>> begin PROVIDED DATA

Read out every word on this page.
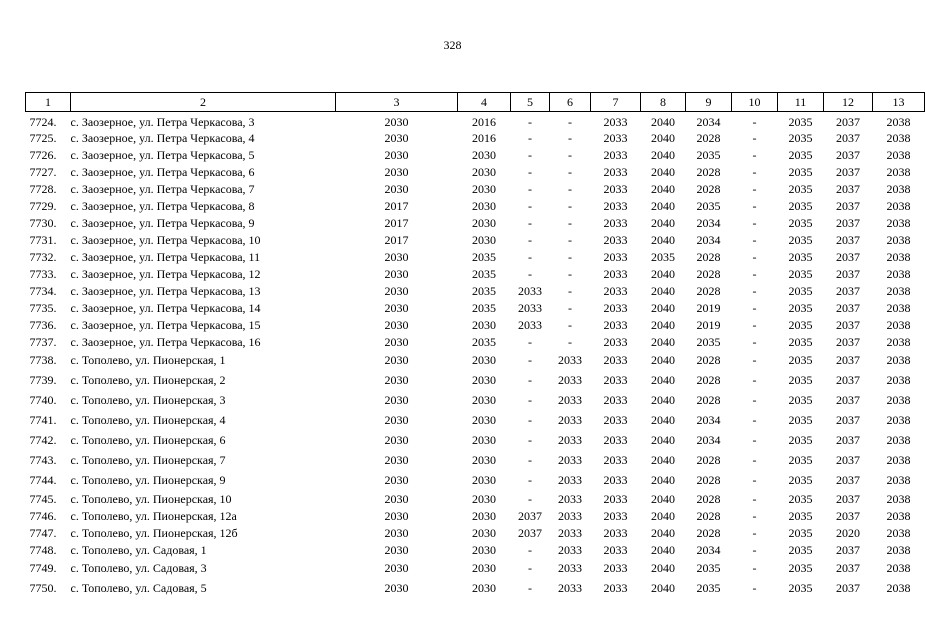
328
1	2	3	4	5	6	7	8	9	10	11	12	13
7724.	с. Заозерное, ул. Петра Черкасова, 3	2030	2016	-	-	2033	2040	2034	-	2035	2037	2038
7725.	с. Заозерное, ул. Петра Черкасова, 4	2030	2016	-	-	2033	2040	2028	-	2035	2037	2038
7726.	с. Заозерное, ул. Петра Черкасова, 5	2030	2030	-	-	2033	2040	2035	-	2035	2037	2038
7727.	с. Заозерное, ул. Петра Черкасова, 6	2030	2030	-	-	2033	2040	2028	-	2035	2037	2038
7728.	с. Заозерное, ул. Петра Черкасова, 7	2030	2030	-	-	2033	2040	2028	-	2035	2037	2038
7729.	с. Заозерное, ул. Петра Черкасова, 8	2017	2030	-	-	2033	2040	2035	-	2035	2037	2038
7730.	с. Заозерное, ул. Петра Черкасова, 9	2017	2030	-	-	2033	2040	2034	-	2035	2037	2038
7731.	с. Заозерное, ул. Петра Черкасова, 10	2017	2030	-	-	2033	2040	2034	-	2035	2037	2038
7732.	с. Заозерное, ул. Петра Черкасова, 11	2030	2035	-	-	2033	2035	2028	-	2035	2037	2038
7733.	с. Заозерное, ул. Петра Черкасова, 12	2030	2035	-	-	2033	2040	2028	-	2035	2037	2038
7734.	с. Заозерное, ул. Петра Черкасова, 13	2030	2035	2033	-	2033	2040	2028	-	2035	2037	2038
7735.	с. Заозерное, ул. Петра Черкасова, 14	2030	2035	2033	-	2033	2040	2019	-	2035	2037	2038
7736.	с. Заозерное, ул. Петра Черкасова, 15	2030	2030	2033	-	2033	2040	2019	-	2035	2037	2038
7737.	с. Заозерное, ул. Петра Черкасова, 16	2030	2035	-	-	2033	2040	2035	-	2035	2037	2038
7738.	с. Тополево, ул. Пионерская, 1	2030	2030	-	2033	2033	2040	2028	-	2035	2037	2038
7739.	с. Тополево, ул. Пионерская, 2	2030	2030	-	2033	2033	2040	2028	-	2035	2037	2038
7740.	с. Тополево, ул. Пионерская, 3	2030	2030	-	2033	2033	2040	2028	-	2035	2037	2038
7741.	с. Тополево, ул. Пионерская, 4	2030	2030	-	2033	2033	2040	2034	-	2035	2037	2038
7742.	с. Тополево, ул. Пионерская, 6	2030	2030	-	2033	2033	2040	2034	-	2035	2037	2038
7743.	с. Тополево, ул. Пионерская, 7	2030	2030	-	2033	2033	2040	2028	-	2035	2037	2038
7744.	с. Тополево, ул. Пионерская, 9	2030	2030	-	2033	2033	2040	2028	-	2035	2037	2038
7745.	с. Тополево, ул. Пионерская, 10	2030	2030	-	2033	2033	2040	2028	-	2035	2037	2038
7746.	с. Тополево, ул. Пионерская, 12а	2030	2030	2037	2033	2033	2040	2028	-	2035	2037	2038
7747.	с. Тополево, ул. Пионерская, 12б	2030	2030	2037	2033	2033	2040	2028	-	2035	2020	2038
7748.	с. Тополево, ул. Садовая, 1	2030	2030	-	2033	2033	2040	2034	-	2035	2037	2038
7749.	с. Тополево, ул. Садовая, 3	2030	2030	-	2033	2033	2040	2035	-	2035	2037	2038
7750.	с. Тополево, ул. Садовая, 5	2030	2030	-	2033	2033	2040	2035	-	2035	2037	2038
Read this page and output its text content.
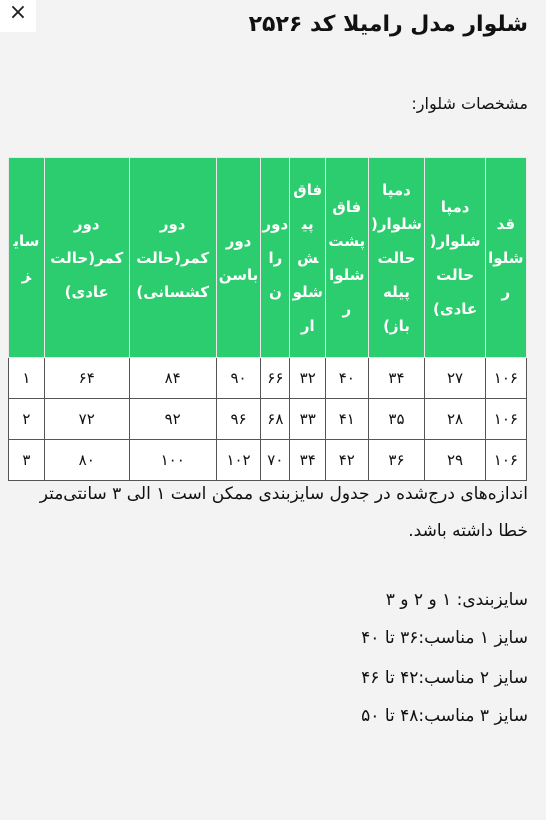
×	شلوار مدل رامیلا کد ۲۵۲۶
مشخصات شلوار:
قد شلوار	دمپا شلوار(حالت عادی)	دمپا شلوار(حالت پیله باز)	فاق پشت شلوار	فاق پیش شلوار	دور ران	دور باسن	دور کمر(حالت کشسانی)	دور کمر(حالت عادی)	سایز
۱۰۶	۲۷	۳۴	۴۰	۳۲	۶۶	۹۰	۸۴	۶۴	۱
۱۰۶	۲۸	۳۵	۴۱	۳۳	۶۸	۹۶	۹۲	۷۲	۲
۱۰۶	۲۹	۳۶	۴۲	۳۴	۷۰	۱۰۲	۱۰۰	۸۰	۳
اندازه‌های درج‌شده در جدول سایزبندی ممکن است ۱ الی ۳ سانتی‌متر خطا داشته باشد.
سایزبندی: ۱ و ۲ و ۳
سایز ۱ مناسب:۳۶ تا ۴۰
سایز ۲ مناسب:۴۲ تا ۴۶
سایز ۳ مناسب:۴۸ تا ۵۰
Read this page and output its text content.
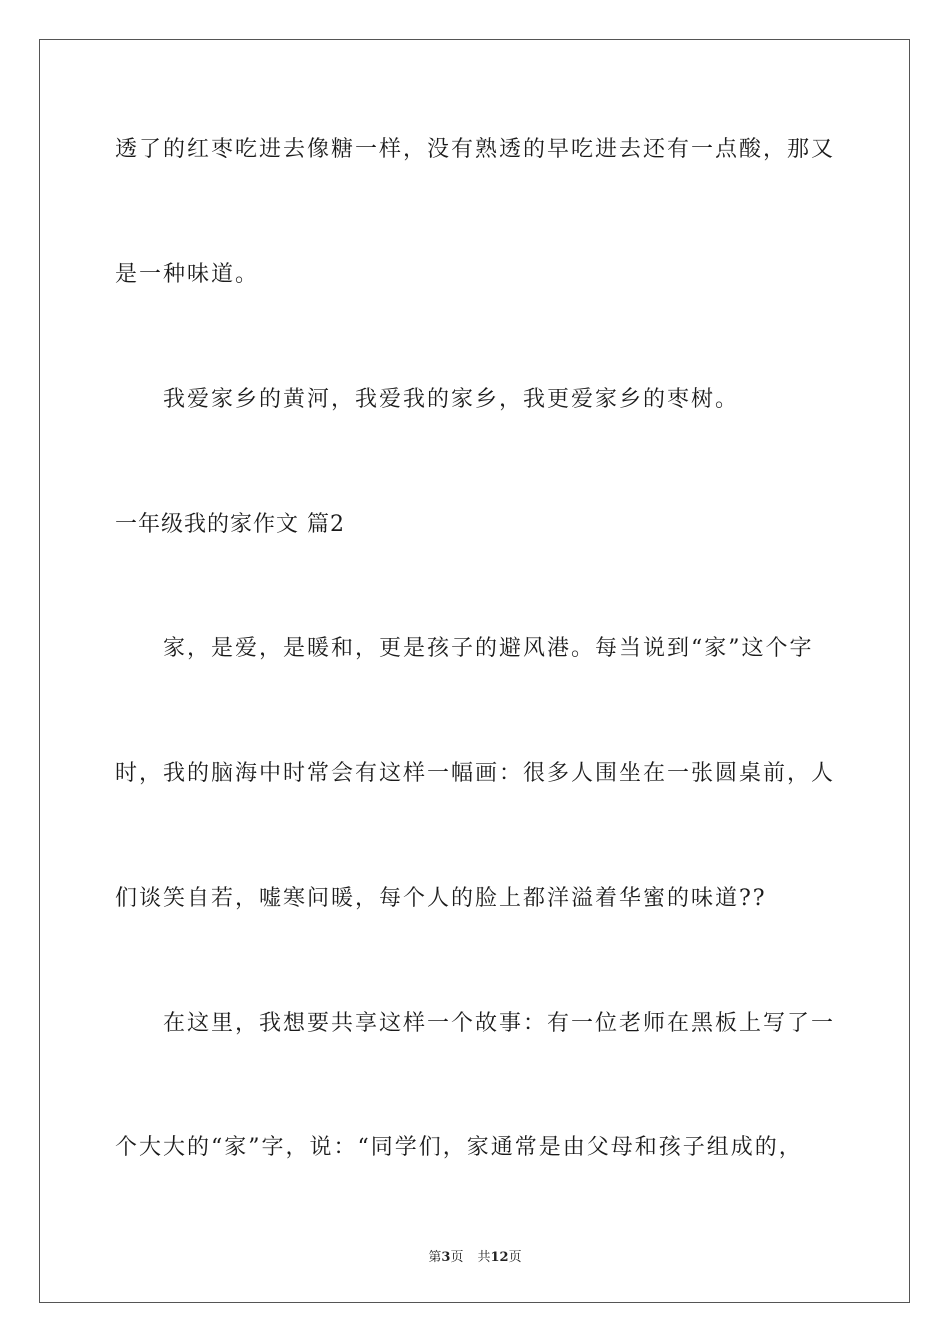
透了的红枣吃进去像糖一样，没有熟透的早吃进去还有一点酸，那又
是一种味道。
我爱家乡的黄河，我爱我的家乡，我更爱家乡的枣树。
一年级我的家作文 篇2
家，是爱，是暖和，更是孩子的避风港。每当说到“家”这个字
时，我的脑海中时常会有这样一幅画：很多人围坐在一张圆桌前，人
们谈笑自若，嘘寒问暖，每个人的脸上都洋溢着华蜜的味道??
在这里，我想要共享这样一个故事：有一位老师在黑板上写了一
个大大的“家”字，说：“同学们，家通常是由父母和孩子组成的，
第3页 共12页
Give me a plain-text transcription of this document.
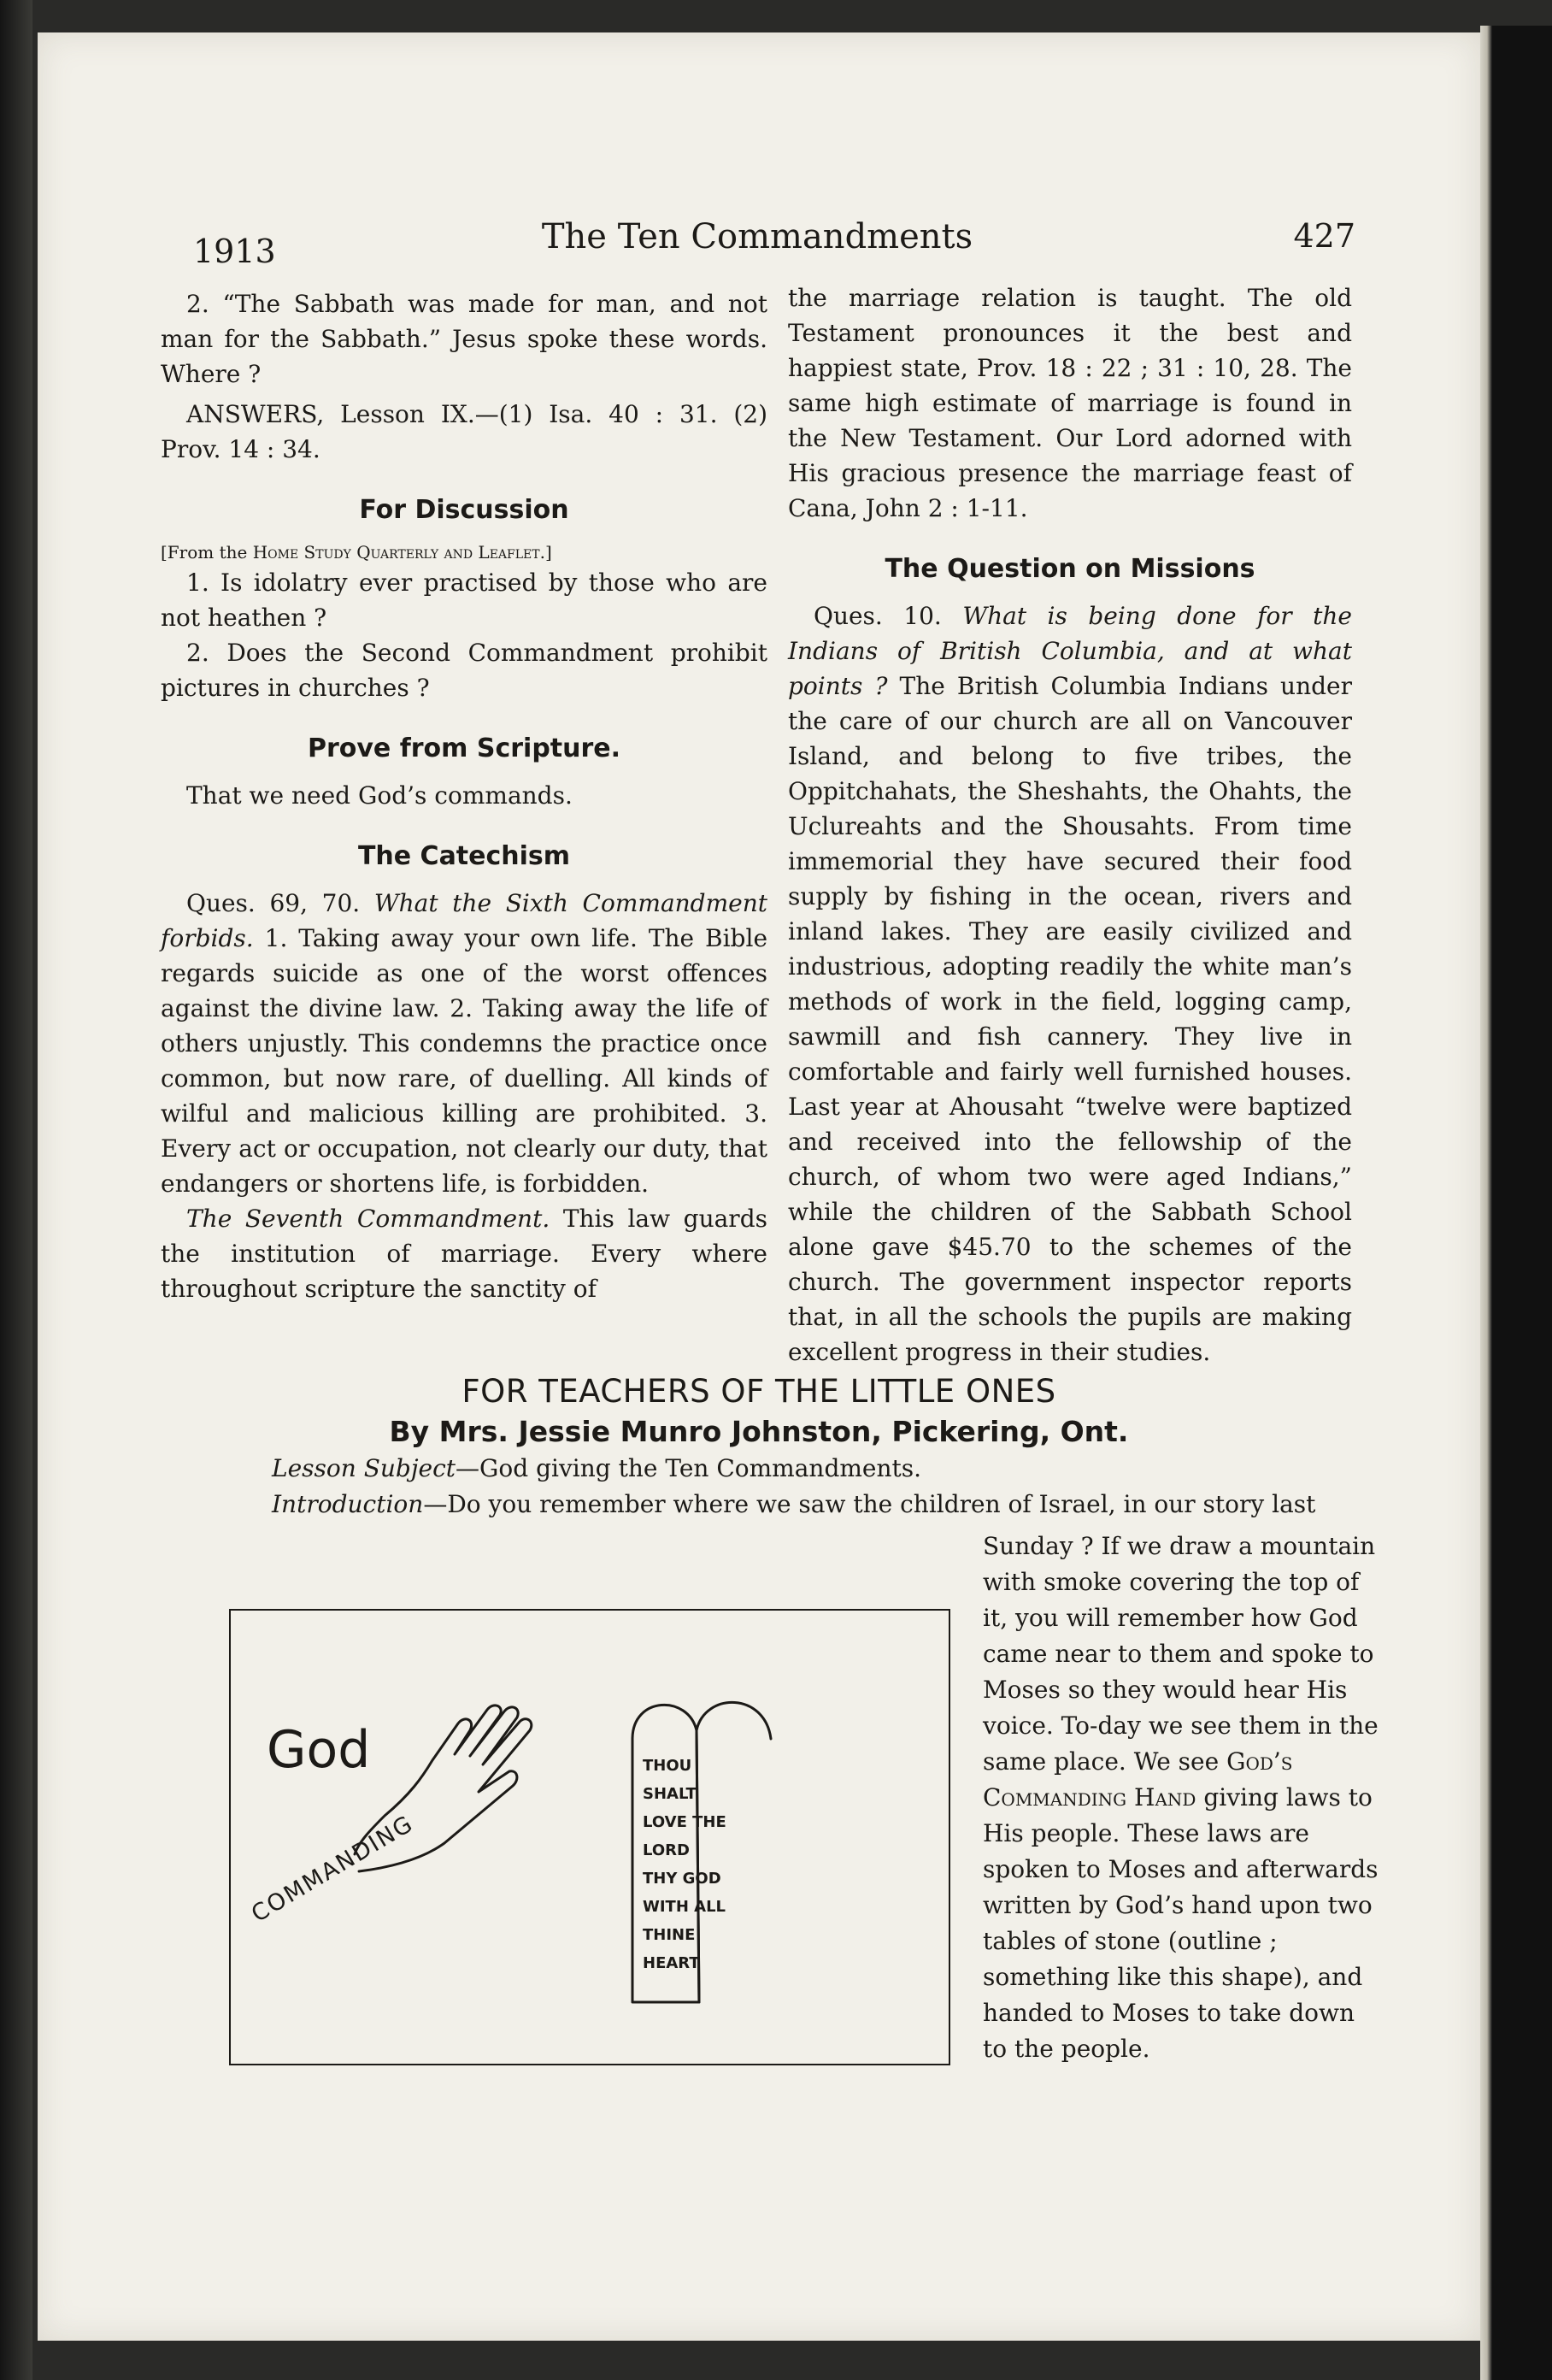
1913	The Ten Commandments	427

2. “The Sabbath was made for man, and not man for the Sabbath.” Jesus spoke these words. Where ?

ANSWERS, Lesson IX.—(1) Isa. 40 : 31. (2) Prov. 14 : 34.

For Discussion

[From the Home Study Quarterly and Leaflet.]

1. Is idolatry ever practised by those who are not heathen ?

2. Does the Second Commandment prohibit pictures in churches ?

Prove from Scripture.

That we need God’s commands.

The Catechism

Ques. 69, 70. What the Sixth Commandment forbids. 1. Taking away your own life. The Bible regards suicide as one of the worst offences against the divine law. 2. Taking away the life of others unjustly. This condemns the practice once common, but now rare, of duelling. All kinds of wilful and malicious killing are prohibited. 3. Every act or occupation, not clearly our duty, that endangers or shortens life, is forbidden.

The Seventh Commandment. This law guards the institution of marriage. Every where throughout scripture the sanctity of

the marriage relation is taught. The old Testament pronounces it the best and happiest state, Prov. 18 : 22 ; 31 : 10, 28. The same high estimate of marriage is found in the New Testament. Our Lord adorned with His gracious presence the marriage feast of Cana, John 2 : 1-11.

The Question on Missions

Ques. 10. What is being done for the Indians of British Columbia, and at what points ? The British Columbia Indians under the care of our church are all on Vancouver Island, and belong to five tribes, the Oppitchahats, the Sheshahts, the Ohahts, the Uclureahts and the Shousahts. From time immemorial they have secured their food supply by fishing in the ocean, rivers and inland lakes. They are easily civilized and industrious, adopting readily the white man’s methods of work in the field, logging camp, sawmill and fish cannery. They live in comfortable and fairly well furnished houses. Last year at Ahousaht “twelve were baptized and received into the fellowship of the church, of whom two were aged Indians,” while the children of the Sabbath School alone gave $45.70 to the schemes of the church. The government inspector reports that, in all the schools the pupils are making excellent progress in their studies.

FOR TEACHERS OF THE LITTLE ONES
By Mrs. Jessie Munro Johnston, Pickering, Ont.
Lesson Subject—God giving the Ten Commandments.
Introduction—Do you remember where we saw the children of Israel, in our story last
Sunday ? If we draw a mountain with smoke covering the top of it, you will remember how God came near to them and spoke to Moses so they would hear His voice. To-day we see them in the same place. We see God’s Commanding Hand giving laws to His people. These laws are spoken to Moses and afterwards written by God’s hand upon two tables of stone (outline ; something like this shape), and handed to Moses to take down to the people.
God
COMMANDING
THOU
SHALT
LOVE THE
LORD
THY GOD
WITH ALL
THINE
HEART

>> end PROVIDED DATA

*INSTRUCTION*
Identify each line in the records above containing the word "remember"; copy those lines.

*TASK ANSWER*
Introduction—Do you remember where we saw the children of Israel, in our story last
Sunday ? If we draw a mountain with smoke covering the top of it, you will remember how God came near to them and spoke to Moses so they would hear His voice. To-day we see them in the same place. We see God’s Commanding Hand giving laws to His people. These laws are spoken to Moses and afterwards written by God’s hand upon two tables of stone (outline ; something like this shape), and handed to Moses to take down to the people.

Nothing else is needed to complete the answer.